**EXERCISE REQUIREMENTS:** Extract the complete listing and repeat it word for word.

**ENTRIES PROVIDED:**
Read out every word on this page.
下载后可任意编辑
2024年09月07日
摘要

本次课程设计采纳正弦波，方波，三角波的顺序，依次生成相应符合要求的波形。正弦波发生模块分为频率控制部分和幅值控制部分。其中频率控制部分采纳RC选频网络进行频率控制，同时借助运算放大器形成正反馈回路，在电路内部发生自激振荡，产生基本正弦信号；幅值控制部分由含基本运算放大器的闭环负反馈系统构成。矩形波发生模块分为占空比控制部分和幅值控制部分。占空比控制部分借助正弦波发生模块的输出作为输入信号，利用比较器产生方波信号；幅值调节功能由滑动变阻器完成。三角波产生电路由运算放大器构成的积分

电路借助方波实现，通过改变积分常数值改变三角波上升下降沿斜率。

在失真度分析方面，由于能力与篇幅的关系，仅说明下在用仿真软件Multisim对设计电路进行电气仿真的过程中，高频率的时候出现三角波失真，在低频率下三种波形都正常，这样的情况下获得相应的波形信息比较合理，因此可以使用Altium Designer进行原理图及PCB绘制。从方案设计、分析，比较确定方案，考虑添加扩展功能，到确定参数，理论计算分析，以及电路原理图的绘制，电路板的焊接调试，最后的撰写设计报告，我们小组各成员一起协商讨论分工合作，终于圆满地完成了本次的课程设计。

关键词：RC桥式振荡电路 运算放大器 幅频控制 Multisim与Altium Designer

**OUTPUT OF THE TASK:**
Read out every word on this page.
下载后可任意编辑
2024年09月07日
摘要

本次课程设计采纳正弦波，方波，三角波的顺序，依次生成相应符合要求的波形。正弦波发生模块分为频率控制部分和幅值控制部分。其中频率控制部分采纳RC选频网络进行频率控制，同时借助运算放大器形成正反馈回路，在电路内部发生自激振荡，产生基本正弦信号；幅值控制部分由含基本运算放大器的闭环负反馈系统构成。矩形波发生模块分为占空比控制部分和幅值控制部分。占空比控制部分借助正弦波发生模块的输出作为输入信号，利用比较器产生方波信号；幅值调节功能由滑动变阻器完成。三角波产生电路由运算放大器构成的积分

电路借助方波实现，通过改变积分常数值改变三角波上升下降沿斜率。

在失真度分析方面，由于能力与篇幅的关系，仅说明下在用仿真软件Multisim对设计电路进行电气仿真的过程中，高频率的时候出现三角波失真，在低频率下三种波形都正常，这样的情况下获得相应的波形信息比较合理，因此可以使用Altium Designer进行原理图及PCB绘制。从方案设计、分析，比较确定方案，考虑添加扩展功能，到确定参数，理论计算分析，以及电路原理图的绘制，电路板的焊接调试，最后的撰写设计报告，我们小组各成员一起协商讨论分工合作，终于圆满地完成了本次的课程设计。

关键词：RC桥式振荡电路 运算放大器 幅频控制 Multisim与Altium Designer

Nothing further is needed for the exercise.